▶ **Exercise prompt**: Nothing but the lines from the one with "Give me a plain-text" to the final line should be returned, each exactly as it appears.

[start Material supplied]

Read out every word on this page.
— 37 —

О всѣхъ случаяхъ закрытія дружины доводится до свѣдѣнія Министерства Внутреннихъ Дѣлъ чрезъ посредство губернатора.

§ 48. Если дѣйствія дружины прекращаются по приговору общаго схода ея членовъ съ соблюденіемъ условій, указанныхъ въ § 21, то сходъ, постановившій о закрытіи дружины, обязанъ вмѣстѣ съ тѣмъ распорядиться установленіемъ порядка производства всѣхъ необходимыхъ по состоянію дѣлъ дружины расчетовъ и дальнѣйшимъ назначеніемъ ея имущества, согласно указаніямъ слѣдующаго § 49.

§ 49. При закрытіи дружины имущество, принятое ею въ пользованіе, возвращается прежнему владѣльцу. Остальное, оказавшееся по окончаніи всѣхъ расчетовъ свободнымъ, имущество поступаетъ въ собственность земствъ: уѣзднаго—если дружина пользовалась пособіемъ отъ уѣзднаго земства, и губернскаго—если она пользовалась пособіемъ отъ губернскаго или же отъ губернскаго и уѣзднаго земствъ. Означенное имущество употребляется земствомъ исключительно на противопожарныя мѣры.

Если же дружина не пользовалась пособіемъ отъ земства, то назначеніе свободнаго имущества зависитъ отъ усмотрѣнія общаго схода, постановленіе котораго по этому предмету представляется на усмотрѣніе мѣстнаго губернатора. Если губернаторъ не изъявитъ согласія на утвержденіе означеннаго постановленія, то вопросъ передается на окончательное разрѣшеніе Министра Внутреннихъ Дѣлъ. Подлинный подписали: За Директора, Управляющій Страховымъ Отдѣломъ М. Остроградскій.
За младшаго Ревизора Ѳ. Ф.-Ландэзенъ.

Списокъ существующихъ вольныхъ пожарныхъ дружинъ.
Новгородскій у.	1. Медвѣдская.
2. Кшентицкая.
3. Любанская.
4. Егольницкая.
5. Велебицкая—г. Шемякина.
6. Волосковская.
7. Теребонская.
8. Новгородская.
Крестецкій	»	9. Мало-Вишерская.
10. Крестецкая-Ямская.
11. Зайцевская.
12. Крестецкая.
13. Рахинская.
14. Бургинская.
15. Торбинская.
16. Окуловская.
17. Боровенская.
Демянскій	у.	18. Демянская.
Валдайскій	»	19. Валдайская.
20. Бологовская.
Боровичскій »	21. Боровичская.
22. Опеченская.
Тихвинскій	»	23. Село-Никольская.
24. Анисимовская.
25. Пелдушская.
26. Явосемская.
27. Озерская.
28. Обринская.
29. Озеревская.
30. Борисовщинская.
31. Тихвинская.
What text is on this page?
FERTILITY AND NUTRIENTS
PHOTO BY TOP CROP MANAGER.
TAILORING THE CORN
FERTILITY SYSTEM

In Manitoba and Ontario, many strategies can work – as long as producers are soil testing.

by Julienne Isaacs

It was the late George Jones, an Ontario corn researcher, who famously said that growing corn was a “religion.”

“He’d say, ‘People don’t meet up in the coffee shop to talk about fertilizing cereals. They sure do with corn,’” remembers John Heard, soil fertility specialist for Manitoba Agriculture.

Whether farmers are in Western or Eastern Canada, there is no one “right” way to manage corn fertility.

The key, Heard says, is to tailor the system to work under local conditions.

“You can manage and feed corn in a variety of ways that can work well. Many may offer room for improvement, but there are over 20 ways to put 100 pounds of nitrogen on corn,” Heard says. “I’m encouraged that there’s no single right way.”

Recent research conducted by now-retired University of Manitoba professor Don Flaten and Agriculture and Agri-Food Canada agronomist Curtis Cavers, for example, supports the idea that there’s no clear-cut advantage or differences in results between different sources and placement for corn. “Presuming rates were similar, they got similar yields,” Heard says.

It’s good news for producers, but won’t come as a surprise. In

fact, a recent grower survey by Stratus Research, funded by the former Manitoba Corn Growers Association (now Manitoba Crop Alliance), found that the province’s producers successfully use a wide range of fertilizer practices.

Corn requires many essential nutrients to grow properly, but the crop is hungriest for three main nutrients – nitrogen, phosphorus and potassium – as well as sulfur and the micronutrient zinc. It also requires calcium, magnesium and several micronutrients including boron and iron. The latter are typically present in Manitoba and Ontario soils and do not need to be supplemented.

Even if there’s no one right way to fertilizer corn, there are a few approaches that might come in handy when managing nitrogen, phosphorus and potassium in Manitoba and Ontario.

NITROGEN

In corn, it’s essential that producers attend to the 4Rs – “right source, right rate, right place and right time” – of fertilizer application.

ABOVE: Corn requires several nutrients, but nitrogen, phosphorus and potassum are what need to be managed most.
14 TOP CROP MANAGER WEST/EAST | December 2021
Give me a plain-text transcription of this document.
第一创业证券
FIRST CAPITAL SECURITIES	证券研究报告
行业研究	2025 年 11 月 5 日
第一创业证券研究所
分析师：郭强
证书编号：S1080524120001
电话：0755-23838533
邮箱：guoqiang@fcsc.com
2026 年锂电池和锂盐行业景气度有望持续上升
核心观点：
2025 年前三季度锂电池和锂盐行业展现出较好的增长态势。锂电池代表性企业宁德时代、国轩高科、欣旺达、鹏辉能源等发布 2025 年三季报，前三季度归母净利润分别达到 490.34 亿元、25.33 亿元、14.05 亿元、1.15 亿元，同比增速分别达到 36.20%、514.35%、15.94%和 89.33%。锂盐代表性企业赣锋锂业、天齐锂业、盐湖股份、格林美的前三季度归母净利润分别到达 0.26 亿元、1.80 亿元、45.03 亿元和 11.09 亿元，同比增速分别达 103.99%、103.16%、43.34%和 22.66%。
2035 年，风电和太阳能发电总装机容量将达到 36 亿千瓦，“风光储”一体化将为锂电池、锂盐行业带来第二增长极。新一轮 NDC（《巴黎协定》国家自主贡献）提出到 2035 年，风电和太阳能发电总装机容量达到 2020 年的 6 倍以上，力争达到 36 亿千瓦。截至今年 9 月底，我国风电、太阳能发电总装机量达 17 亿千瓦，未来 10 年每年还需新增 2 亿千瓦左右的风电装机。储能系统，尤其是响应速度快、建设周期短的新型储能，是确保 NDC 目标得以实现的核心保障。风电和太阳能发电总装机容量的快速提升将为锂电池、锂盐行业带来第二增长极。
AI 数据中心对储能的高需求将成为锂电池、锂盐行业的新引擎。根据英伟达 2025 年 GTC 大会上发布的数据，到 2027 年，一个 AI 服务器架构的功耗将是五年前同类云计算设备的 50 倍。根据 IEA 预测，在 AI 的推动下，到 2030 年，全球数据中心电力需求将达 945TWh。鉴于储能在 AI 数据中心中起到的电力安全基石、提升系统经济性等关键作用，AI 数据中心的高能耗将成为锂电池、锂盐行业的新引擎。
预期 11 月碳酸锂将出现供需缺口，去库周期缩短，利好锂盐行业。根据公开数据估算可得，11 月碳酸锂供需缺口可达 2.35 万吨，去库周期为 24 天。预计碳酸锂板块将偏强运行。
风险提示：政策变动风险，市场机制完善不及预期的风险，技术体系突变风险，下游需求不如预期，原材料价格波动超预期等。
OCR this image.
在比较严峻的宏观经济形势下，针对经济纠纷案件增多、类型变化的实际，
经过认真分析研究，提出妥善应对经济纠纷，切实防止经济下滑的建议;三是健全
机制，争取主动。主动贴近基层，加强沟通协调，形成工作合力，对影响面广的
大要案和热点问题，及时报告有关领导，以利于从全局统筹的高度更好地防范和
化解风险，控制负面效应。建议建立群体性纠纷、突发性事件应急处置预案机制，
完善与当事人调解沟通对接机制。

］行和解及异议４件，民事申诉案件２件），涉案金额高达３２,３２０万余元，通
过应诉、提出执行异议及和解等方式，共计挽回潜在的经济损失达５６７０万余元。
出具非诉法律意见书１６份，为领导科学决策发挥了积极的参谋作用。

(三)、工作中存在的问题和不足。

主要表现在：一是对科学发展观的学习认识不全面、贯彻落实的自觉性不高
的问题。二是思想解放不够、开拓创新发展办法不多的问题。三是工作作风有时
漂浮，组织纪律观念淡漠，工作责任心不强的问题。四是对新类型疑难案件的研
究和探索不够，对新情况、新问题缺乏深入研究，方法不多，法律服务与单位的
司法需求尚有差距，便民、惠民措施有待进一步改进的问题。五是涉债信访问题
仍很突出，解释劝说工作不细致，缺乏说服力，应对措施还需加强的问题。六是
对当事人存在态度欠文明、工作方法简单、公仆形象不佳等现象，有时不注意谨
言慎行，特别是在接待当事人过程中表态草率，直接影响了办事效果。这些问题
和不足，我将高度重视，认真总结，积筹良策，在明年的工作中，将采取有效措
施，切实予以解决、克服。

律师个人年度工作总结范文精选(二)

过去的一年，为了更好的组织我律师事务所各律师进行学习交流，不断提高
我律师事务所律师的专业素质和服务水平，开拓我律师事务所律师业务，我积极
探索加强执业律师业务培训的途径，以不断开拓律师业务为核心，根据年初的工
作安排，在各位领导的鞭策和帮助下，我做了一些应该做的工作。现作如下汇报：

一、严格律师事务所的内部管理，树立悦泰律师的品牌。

[end Material supplied]

▶ **Solved problem**:
Give me a plain-text transcription of this document.
第一创业证券
FIRST CAPITAL SECURITIES	证券研究报告
行业研究	2025 年 11 月 5 日
第一创业证券研究所
分析师：郭强
证书编号：S1080524120001
电话：0755-23838533
邮箱：guoqiang@fcsc.com
2026 年锂电池和锂盐行业景气度有望持续上升
核心观点：
2025 年前三季度锂电池和锂盐行业展现出较好的增长态势。锂电池代表性企业宁德时代、国轩高科、欣旺达、鹏辉能源等发布 2025 年三季报，前三季度归母净利润分别达到 490.34 亿元、25.33 亿元、14.05 亿元、1.15 亿元，同比增速分别达到 36.20%、514.35%、15.94%和 89.33%。锂盐代表性企业赣锋锂业、天齐锂业、盐湖股份、格林美的前三季度归母净利润分别到达 0.26 亿元、1.80 亿元、45.03 亿元和 11.09 亿元，同比增速分别达 103.99%、103.16%、43.34%和 22.66%。
2035 年，风电和太阳能发电总装机容量将达到 36 亿千瓦，“风光储”一体化将为锂电池、锂盐行业带来第二增长极。新一轮 NDC（《巴黎协定》国家自主贡献）提出到 2035 年，风电和太阳能发电总装机容量达到 2020 年的 6 倍以上，力争达到 36 亿千瓦。截至今年 9 月底，我国风电、太阳能发电总装机量达 17 亿千瓦，未来 10 年每年还需新增 2 亿千瓦左右的风电装机。储能系统，尤其是响应速度快、建设周期短的新型储能，是确保 NDC 目标得以实现的核心保障。风电和太阳能发电总装机容量的快速提升将为锂电池、锂盐行业带来第二增长极。
AI 数据中心对储能的高需求将成为锂电池、锂盐行业的新引擎。根据英伟达 2025 年 GTC 大会上发布的数据，到 2027 年，一个 AI 服务器架构的功耗将是五年前同类云计算设备的 50 倍。根据 IEA 预测，在 AI 的推动下，到 2030 年，全球数据中心电力需求将达 945TWh。鉴于储能在 AI 数据中心中起到的电力安全基石、提升系统经济性等关键作用，AI 数据中心的高能耗将成为锂电池、锂盐行业的新引擎。
预期 11 月碳酸锂将出现供需缺口，去库周期缩短，利好锂盐行业。根据公开数据估算可得，11 月碳酸锂供需缺口可达 2.35 万吨，去库周期为 24 天。预计碳酸锂板块将偏强运行。
风险提示：政策变动风险，市场机制完善不及预期的风险，技术体系突变风险，下游需求不如预期，原材料价格波动超预期等。
OCR this image.
在比较严峻的宏观经济形势下，针对经济纠纷案件增多、类型变化的实际，
经过认真分析研究，提出妥善应对经济纠纷，切实防止经济下滑的建议;三是健全
机制，争取主动。主动贴近基层，加强沟通协调，形成工作合力，对影响面广的
大要案和热点问题，及时报告有关领导，以利于从全局统筹的高度更好地防范和
化解风险，控制负面效应。建议建立群体性纠纷、突发性事件应急处置预案机制，
完善与当事人调解沟通对接机制。

］行和解及异议４件，民事申诉案件２件），涉案金额高达３２,３２０万余元，通
过应诉、提出执行异议及和解等方式，共计挽回潜在的经济损失达５６７０万余元。
出具非诉法律意见书１６份，为领导科学决策发挥了积极的参谋作用。

(三)、工作中存在的问题和不足。

主要表现在：一是对科学发展观的学习认识不全面、贯彻落实的自觉性不高
的问题。二是思想解放不够、开拓创新发展办法不多的问题。三是工作作风有时
漂浮，组织纪律观念淡漠，工作责任心不强的问题。四是对新类型疑难案件的研
究和探索不够，对新情况、新问题缺乏深入研究，方法不多，法律服务与单位的
司法需求尚有差距，便民、惠民措施有待进一步改进的问题。五是涉债信访问题
仍很突出，解释劝说工作不细致，缺乏说服力，应对措施还需加强的问题。六是
对当事人存在态度欠文明、工作方法简单、公仆形象不佳等现象，有时不注意谨
言慎行，特别是在接待当事人过程中表态草率，直接影响了办事效果。这些问题
和不足，我将高度重视，认真总结，积筹良策，在明年的工作中，将采取有效措
施，切实予以解决、克服。

律师个人年度工作总结范文精选(二)

过去的一年，为了更好的组织我律师事务所各律师进行学习交流，不断提高
我律师事务所律师的专业素质和服务水平，开拓我律师事务所律师业务，我积极
探索加强执业律师业务培训的途径，以不断开拓律师业务为核心，根据年初的工
作安排，在各位领导的鞭策和帮助下，我做了一些应该做的工作。现作如下汇报：

一、严格律师事务所的内部管理，树立悦泰律师的品牌。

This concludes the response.